* [TASK BRIEF]:
Extract every entry word for word. Skip the pictures.

[Data entries]
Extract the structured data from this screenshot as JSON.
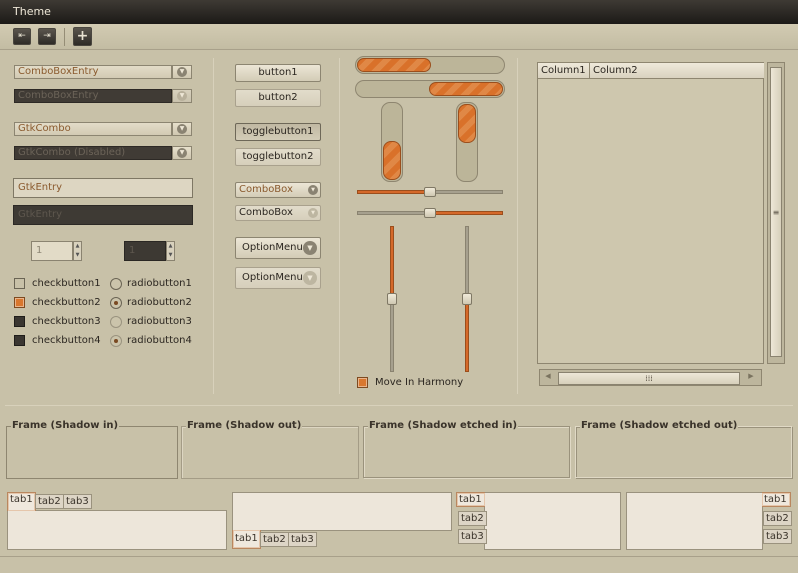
{
  "window": {
    "title": "Theme"
  },
  "toolbar": {
    "buttons": [
      {
        "name": "goto-first-icon",
        "glyph": "⇤"
      },
      {
        "name": "goto-last-icon",
        "glyph": "⇥"
      },
      {
        "name": "add-icon",
        "glyph": "+"
      }
    ]
  },
  "combos": {
    "combobox_entry": "ComboBoxEntry",
    "combobox_entry_disabled": "ComboBoxEntry",
    "gtkcombo": "GtkCombo",
    "gtkcombo_disabled": "GtkCombo (Disabled)"
  },
  "entries": {
    "entry": "GtkEntry",
    "entry_disabled": "GtkEntry"
  },
  "spins": {
    "spin1": "1",
    "spin2": "1"
  },
  "checks": [
    {
      "label": "checkbutton1",
      "state": "unchecked"
    },
    {
      "label": "checkbutton2",
      "state": "checked"
    },
    {
      "label": "checkbutton3",
      "state": "dark"
    },
    {
      "label": "checkbutton4",
      "state": "dark"
    }
  ],
  "radios": [
    {
      "label": "radiobutton1",
      "selected": false
    },
    {
      "label": "radiobutton2",
      "selected": true
    },
    {
      "label": "radiobutton3",
      "selected": false
    },
    {
      "label": "radiobutton4",
      "selected": true
    }
  ],
  "buttons": {
    "button1": "button1",
    "button2": "button2",
    "toggle1": "togglebutton1",
    "toggle2": "togglebutton2",
    "combobox1": "ComboBox",
    "combobox2": "ComboBox",
    "optionmenu1": "OptionMenu",
    "optionmenu2": "OptionMenu"
  },
  "progress": {
    "horizontal": [
      {
        "fraction": 0.5,
        "from": "left"
      },
      {
        "fraction": 0.5,
        "from": "right"
      }
    ],
    "vertical": [
      {
        "fraction": 0.5,
        "from": "bottom"
      },
      {
        "fraction": 0.5,
        "from": "top"
      }
    ]
  },
  "scales": {
    "hscale_1": {
      "value": 0.5,
      "filled": "left"
    },
    "hscale_2": {
      "value": 0.5,
      "filled": "right"
    },
    "vscale_1": {
      "value": 0.5,
      "filled": "top"
    },
    "vscale_2": {
      "value": 0.5,
      "filled": "bottom"
    },
    "harmony_label": "Move In Harmony",
    "harmony_checked": true
  },
  "tree": {
    "columns": [
      "Column1",
      "Column2"
    ]
  },
  "frames": [
    {
      "label": "Frame (Shadow in)",
      "style": "in"
    },
    {
      "label": "Frame (Shadow out)",
      "style": "out"
    },
    {
      "label": "Frame (Shadow etched in)",
      "style": "etched-in"
    },
    {
      "label": "Frame (Shadow etched out)",
      "style": "etched-out"
    }
  ],
  "notebooks": {
    "tabs": [
      "tab1",
      "tab2",
      "tab3"
    ],
    "active": "tab1",
    "positions": [
      "top",
      "bottom",
      "left",
      "right"
    ]
  },
  "colors": {
    "accent": "#d9712a",
    "background": "#c8c1a8",
    "titlebar": "#2a2723"
  }
}
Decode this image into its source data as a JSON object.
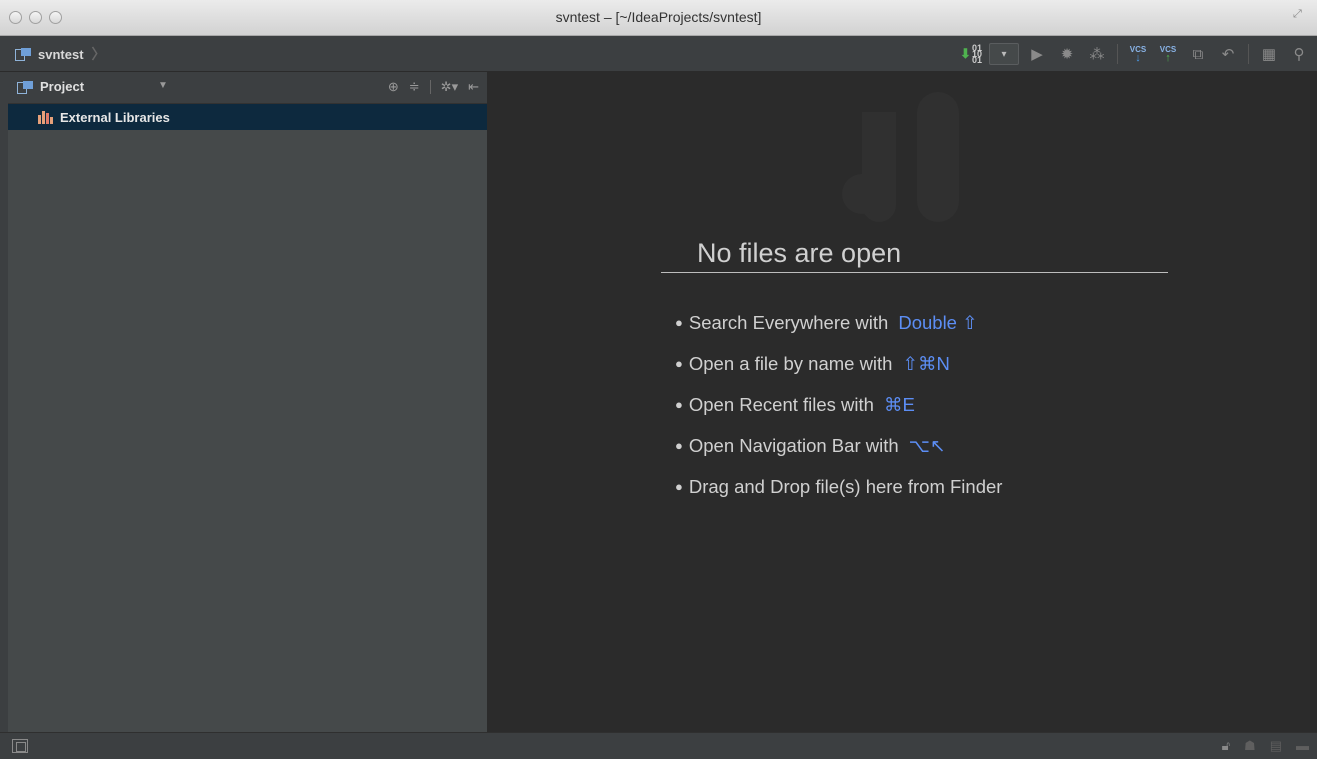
{
  "window": {
    "title": "svntest – [~/IdeaProjects/svntest]"
  },
  "navbar": {
    "breadcrumb": "svntest",
    "run_config_label": "▾"
  },
  "toolbar": {
    "icons": [
      "make-project-icon",
      "run-config-dropdown",
      "run-icon",
      "debug-icon",
      "coverage-icon",
      "vcs-update-icon",
      "vcs-commit-icon",
      "vcs-compare-icon",
      "undo-icon",
      "project-structure-icon",
      "search-icon"
    ],
    "vcs_label": "VCS"
  },
  "project_panel": {
    "title": "Project",
    "tree": [
      {
        "label": "External Libraries",
        "selected": true
      }
    ]
  },
  "editor": {
    "empty_title": "No files are open",
    "hints": [
      {
        "text": "Search Everywhere with",
        "shortcut": "Double ⇧"
      },
      {
        "text": "Open a file by name with",
        "shortcut": "⇧⌘N"
      },
      {
        "text": "Open Recent files with",
        "shortcut": "⌘E"
      },
      {
        "text": "Open Navigation Bar with",
        "shortcut": "⌥↖"
      },
      {
        "text": "Drag and Drop file(s) here from Finder",
        "shortcut": ""
      }
    ]
  },
  "colors": {
    "accent_shortcut": "#5c8ef5",
    "selection": "#0d293e",
    "editor_bg": "#2b2b2b",
    "panel_bg": "#45494a"
  }
}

* [RESPONSE BELOW]:
Extract the structured data from this screenshot as JSON.
{
  "window": {
    "title": "Theme"
  },
  "toolbar": {
    "buttons": [
      {
        "name": "goto-first-icon",
        "glyph": "⇤"
      },
      {
        "name": "goto-last-icon",
        "glyph": "⇥"
      },
      {
        "name": "add-icon",
        "glyph": "+"
      }
    ]
  },
  "combos": {
    "combobox_entry": "ComboBoxEntry",
    "combobox_entry_disabled": "ComboBoxEntry",
    "gtkcombo": "GtkCombo",
    "gtkcombo_disabled": "GtkCombo (Disabled)"
  },
  "entries": {
    "entry": "GtkEntry",
    "entry_disabled": "GtkEntry"
  },
  "spins": {
    "spin1": "1",
    "spin2": "1"
  },
  "checks": [
    {
      "label": "checkbutton1",
      "state": "unchecked"
    },
    {
      "label": "checkbutton2",
      "state": "checked"
    },
    {
      "label": "checkbutton3",
      "state": "dark"
    },
    {
      "label": "checkbutton4",
      "state": "dark"
    }
  ],
  "radios": [
    {
      "label": "radiobutton1",
      "selected": false
    },
    {
      "label": "radiobutton2",
      "selected": true
    },
    {
      "label": "radiobutton3",
      "selected": false
    },
    {
      "label": "radiobutton4",
      "selected": true
    }
  ],
  "buttons": {
    "button1": "button1",
    "button2": "button2",
    "toggle1": "togglebutton1",
    "toggle2": "togglebutton2",
    "combobox1": "ComboBox",
    "combobox2": "ComboBox",
    "optionmenu1": "OptionMenu",
    "optionmenu2": "OptionMenu"
  },
  "progress": {
    "horizontal": [
      {
        "fraction": 0.5,
        "from": "left"
      },
      {
        "fraction": 0.5,
        "from": "right"
      }
    ],
    "vertical": [
      {
        "fraction": 0.5,
        "from": "bottom"
      },
      {
        "fraction": 0.5,
        "from": "top"
      }
    ]
  },
  "scales": {
    "hscale_1": {
      "value": 0.5,
      "filled": "left"
    },
    "hscale_2": {
      "value": 0.5,
      "filled": "right"
    },
    "vscale_1": {
      "value": 0.5,
      "filled": "top"
    },
    "vscale_2": {
      "value": 0.5,
      "filled": "bottom"
    },
    "harmony_label": "Move In Harmony",
    "harmony_checked": true
  },
  "tree": {
    "columns": [
      "Column1",
      "Column2"
    ]
  },
  "frames": [
    {
      "label": "Frame (Shadow in)",
      "style": "in"
    },
    {
      "label": "Frame (Shadow out)",
      "style": "out"
    },
    {
      "label": "Frame (Shadow etched in)",
      "style": "etched-in"
    },
    {
      "label": "Frame (Shadow etched out)",
      "style": "etched-out"
    }
  ],
  "notebooks": {
    "tabs": [
      "tab1",
      "tab2",
      "tab3"
    ],
    "active": "tab1",
    "positions": [
      "top",
      "bottom",
      "left",
      "right"
    ]
  },
  "colors": {
    "accent": "#d9712a",
    "background": "#c8c1a8",
    "titlebar": "#2a2723"
  }
}
Decode this image into its source data as a JSON object.
{
  "window": {
    "title": "svntest – [~/IdeaProjects/svntest]"
  },
  "navbar": {
    "breadcrumb": "svntest",
    "run_config_label": "▾"
  },
  "toolbar": {
    "icons": [
      "make-project-icon",
      "run-config-dropdown",
      "run-icon",
      "debug-icon",
      "coverage-icon",
      "vcs-update-icon",
      "vcs-commit-icon",
      "vcs-compare-icon",
      "undo-icon",
      "project-structure-icon",
      "search-icon"
    ],
    "vcs_label": "VCS"
  },
  "project_panel": {
    "title": "Project",
    "tree": [
      {
        "label": "External Libraries",
        "selected": true
      }
    ]
  },
  "editor": {
    "empty_title": "No files are open",
    "hints": [
      {
        "text": "Search Everywhere with",
        "shortcut": "Double ⇧"
      },
      {
        "text": "Open a file by name with",
        "shortcut": "⇧⌘N"
      },
      {
        "text": "Open Recent files with",
        "shortcut": "⌘E"
      },
      {
        "text": "Open Navigation Bar with",
        "shortcut": "⌥↖"
      },
      {
        "text": "Drag and Drop file(s) here from Finder",
        "shortcut": ""
      }
    ]
  },
  "colors": {
    "accent_shortcut": "#5c8ef5",
    "selection": "#0d293e",
    "editor_bg": "#2b2b2b",
    "panel_bg": "#45494a"
  }
}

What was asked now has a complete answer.